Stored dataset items

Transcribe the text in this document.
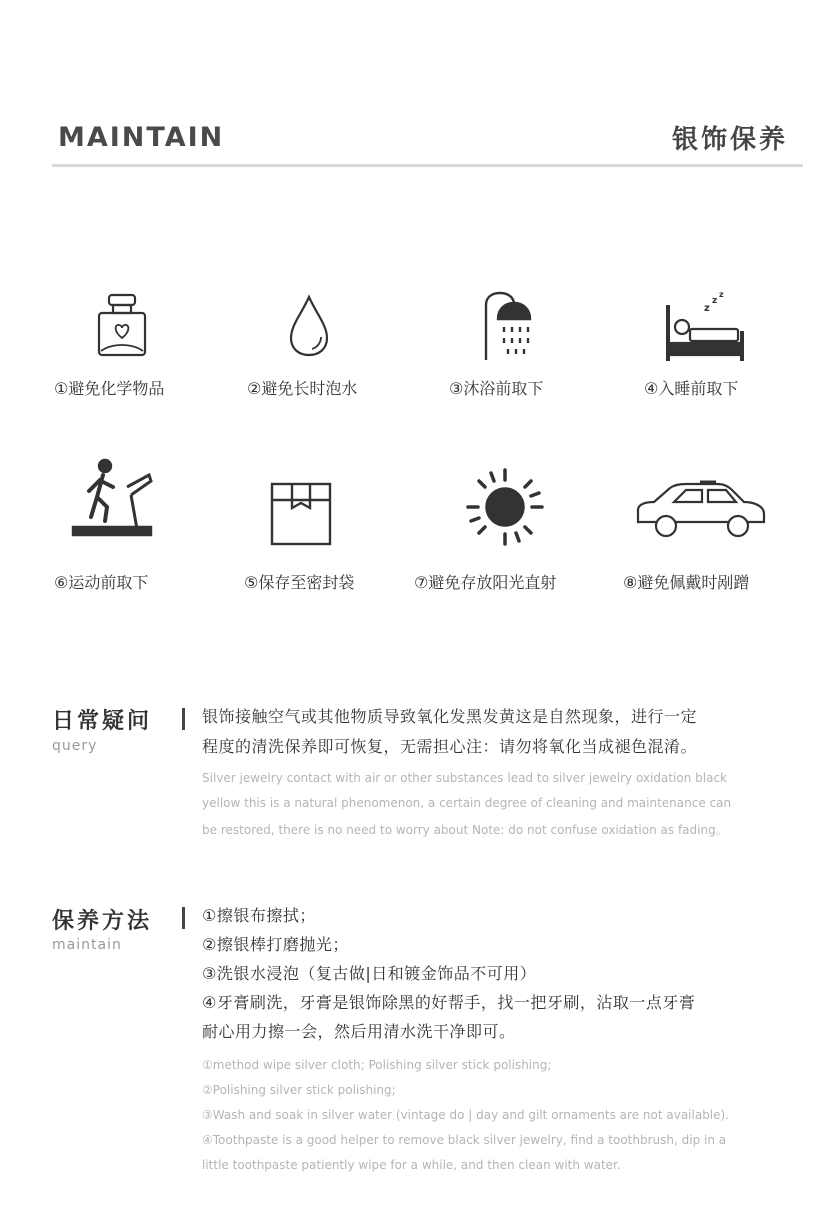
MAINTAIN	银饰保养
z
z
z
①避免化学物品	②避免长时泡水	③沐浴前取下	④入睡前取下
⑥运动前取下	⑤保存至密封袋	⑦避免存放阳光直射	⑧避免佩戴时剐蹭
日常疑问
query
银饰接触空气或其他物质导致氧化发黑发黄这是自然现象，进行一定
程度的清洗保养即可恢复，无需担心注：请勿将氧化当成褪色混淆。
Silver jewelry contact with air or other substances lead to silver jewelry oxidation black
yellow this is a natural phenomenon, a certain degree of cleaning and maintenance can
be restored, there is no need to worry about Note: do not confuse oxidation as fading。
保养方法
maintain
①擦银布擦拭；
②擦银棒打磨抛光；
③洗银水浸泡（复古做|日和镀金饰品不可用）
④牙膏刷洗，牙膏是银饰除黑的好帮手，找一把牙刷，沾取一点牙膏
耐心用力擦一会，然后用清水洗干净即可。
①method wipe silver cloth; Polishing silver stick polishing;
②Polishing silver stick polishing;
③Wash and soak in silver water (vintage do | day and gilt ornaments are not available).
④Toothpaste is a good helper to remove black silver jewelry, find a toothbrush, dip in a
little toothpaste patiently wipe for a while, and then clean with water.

* * *

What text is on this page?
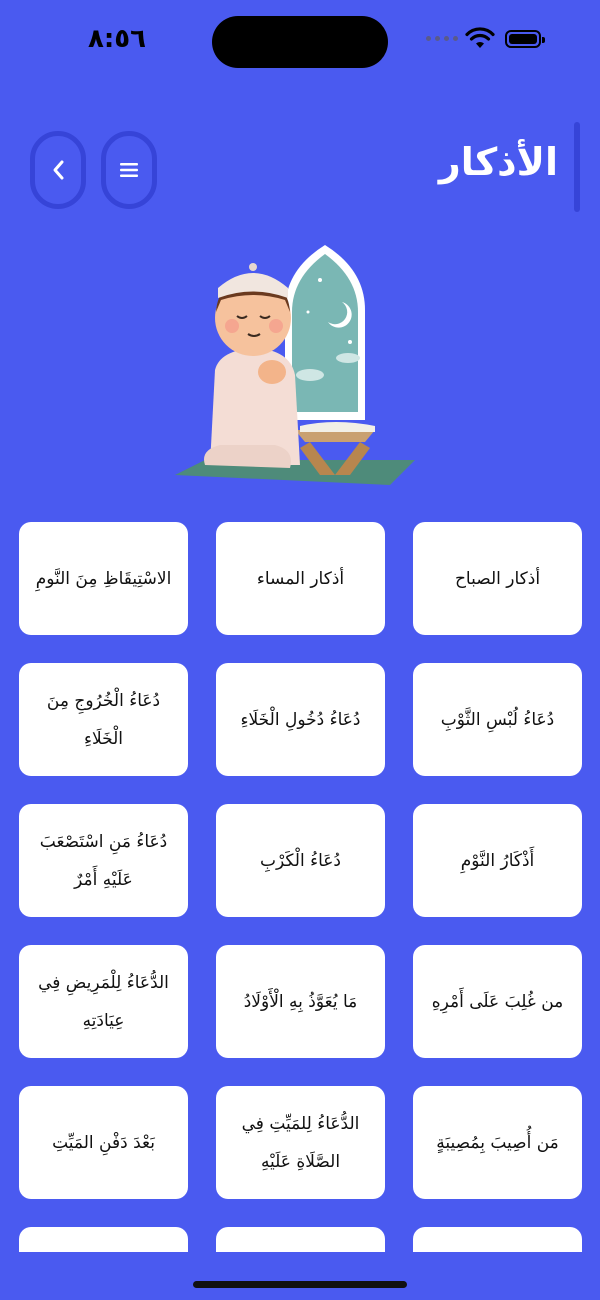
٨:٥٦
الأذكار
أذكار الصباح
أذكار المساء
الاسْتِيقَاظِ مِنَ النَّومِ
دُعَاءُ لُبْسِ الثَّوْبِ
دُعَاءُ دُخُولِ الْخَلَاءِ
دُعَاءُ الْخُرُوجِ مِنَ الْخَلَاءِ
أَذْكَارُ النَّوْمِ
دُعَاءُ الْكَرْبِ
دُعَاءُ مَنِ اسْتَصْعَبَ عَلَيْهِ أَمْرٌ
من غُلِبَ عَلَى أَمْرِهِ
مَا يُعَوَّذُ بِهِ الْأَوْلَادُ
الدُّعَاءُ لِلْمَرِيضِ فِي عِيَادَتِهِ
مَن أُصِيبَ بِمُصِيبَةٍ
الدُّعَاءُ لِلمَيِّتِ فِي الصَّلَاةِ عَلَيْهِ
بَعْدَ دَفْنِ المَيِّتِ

## [Your task]
Which lines of the data above contain "oxidation"? Copy each one.

## [Task answer]
Silver jewelry contact with air or other substances lead to silver jewelry oxidation black
be restored, there is no need to worry about Note: do not confuse oxidation as fading。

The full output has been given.